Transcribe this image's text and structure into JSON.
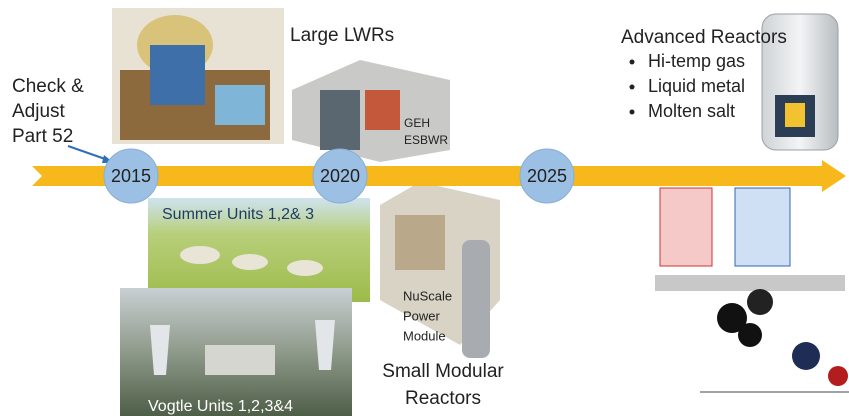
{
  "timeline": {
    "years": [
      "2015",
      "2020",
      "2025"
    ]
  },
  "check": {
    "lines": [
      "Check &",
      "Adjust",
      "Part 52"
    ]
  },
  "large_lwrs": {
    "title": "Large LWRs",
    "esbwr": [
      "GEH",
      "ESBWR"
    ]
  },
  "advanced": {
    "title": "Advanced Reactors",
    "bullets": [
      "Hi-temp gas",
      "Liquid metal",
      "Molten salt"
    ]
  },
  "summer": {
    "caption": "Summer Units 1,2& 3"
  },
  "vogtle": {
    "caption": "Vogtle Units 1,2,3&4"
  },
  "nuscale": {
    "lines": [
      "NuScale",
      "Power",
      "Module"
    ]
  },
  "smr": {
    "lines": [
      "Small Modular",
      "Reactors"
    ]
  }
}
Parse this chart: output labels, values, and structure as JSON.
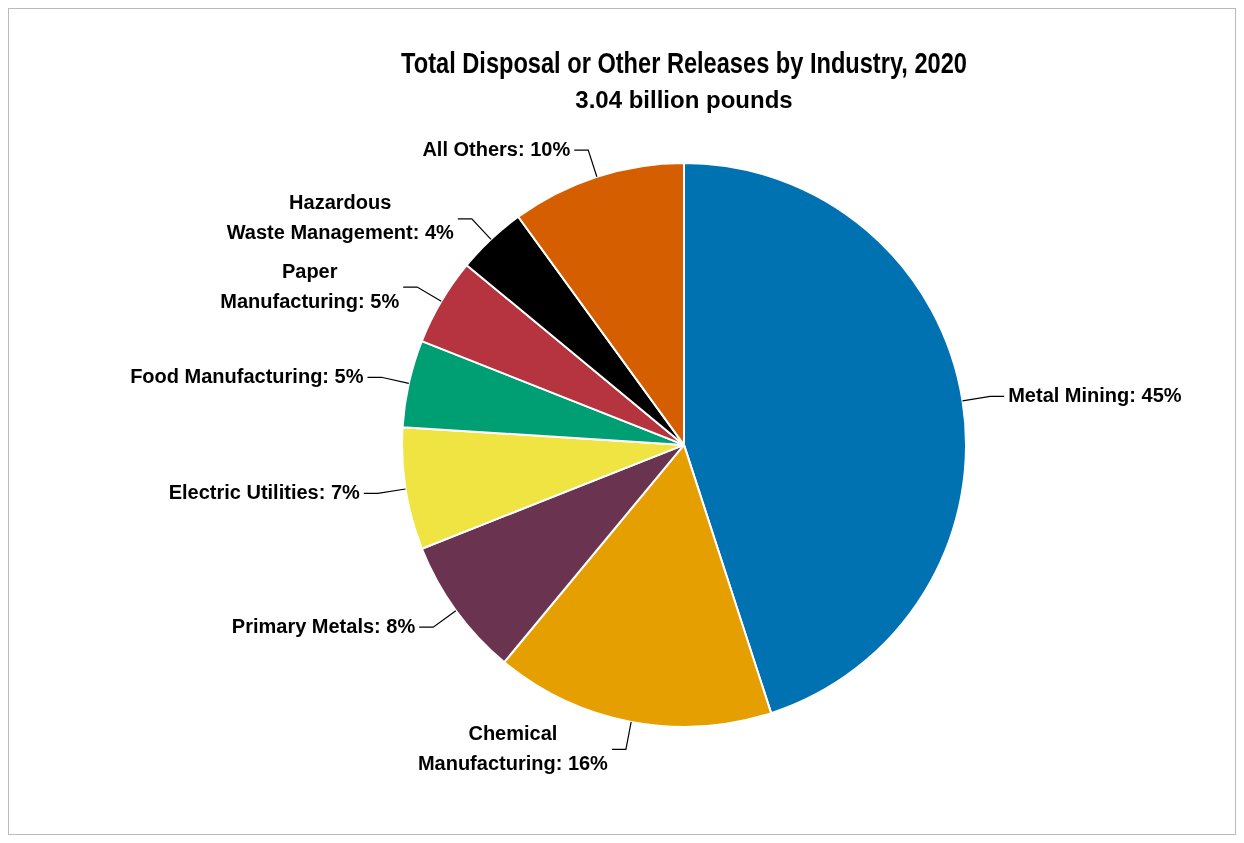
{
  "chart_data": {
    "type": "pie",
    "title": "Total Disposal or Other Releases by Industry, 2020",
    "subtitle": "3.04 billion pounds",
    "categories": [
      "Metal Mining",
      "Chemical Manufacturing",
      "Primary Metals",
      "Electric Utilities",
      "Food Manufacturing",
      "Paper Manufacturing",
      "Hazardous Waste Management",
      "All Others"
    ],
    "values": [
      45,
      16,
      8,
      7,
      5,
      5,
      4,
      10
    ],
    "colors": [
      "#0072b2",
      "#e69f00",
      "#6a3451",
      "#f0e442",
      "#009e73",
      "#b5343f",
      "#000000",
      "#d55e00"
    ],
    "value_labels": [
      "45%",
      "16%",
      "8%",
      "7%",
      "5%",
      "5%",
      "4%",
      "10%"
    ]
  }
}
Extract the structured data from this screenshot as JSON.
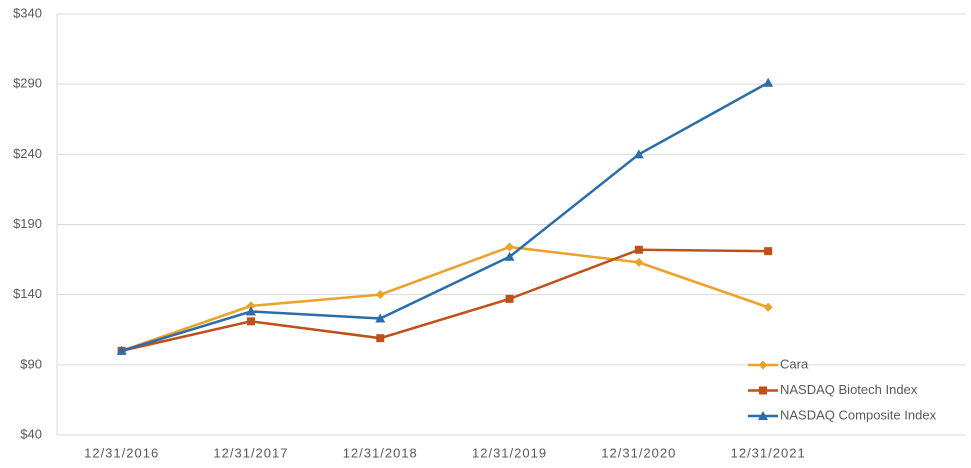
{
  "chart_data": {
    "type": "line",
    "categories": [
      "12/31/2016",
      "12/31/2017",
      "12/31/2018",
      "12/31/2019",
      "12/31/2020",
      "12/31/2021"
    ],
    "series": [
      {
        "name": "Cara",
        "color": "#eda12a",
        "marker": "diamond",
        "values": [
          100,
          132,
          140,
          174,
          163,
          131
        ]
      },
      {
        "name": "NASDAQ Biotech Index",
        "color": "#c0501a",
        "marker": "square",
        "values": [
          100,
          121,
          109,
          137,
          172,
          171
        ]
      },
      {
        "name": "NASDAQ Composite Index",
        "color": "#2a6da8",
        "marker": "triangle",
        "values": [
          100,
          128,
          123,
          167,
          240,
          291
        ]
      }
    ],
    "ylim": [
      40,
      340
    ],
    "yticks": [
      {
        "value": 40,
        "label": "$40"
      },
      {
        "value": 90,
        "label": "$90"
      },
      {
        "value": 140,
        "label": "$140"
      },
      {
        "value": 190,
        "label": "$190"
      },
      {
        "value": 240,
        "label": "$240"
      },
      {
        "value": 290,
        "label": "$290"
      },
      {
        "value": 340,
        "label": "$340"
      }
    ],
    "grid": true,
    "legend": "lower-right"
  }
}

> [YOUR GOAL] Make a verbatim copy of all the entries and strip out the pictures.

> [RESULT OF THE EXERCISE]
Transcribe this image's text and structure into JSON.
{
  "timeline": {
    "years": [
      "2015",
      "2020",
      "2025"
    ]
  },
  "check": {
    "lines": [
      "Check &",
      "Adjust",
      "Part 52"
    ]
  },
  "large_lwrs": {
    "title": "Large LWRs",
    "esbwr": [
      "GEH",
      "ESBWR"
    ]
  },
  "advanced": {
    "title": "Advanced Reactors",
    "bullets": [
      "Hi-temp gas",
      "Liquid metal",
      "Molten salt"
    ]
  },
  "summer": {
    "caption": "Summer Units 1,2& 3"
  },
  "vogtle": {
    "caption": "Vogtle Units 1,2,3&4"
  },
  "nuscale": {
    "lines": [
      "NuScale",
      "Power",
      "Module"
    ]
  },
  "smr": {
    "lines": [
      "Small Modular",
      "Reactors"
    ]
  }
}
Parse this chart: output labels, values, and structure as JSON.
{
  "chart_data": {
    "type": "pie",
    "title": "Total Disposal or Other Releases by Industry, 2020",
    "subtitle": "3.04 billion pounds",
    "categories": [
      "Metal Mining",
      "Chemical Manufacturing",
      "Primary Metals",
      "Electric Utilities",
      "Food Manufacturing",
      "Paper Manufacturing",
      "Hazardous Waste Management",
      "All Others"
    ],
    "values": [
      45,
      16,
      8,
      7,
      5,
      5,
      4,
      10
    ],
    "colors": [
      "#0072b2",
      "#e69f00",
      "#6a3451",
      "#f0e442",
      "#009e73",
      "#b5343f",
      "#000000",
      "#d55e00"
    ],
    "value_labels": [
      "45%",
      "16%",
      "8%",
      "7%",
      "5%",
      "5%",
      "4%",
      "10%"
    ]
  }
}
Extract the structured data from this screenshot as JSON.
{
  "chart_data": {
    "type": "line",
    "categories": [
      "12/31/2016",
      "12/31/2017",
      "12/31/2018",
      "12/31/2019",
      "12/31/2020",
      "12/31/2021"
    ],
    "series": [
      {
        "name": "Cara",
        "color": "#eda12a",
        "marker": "diamond",
        "values": [
          100,
          132,
          140,
          174,
          163,
          131
        ]
      },
      {
        "name": "NASDAQ Biotech Index",
        "color": "#c0501a",
        "marker": "square",
        "values": [
          100,
          121,
          109,
          137,
          172,
          171
        ]
      },
      {
        "name": "NASDAQ Composite Index",
        "color": "#2a6da8",
        "marker": "triangle",
        "values": [
          100,
          128,
          123,
          167,
          240,
          291
        ]
      }
    ],
    "ylim": [
      40,
      340
    ],
    "yticks": [
      {
        "value": 40,
        "label": "$40"
      },
      {
        "value": 90,
        "label": "$90"
      },
      {
        "value": 140,
        "label": "$140"
      },
      {
        "value": 190,
        "label": "$190"
      },
      {
        "value": 240,
        "label": "$240"
      },
      {
        "value": 290,
        "label": "$290"
      },
      {
        "value": 340,
        "label": "$340"
      }
    ],
    "grid": true,
    "legend": "lower-right"
  }
}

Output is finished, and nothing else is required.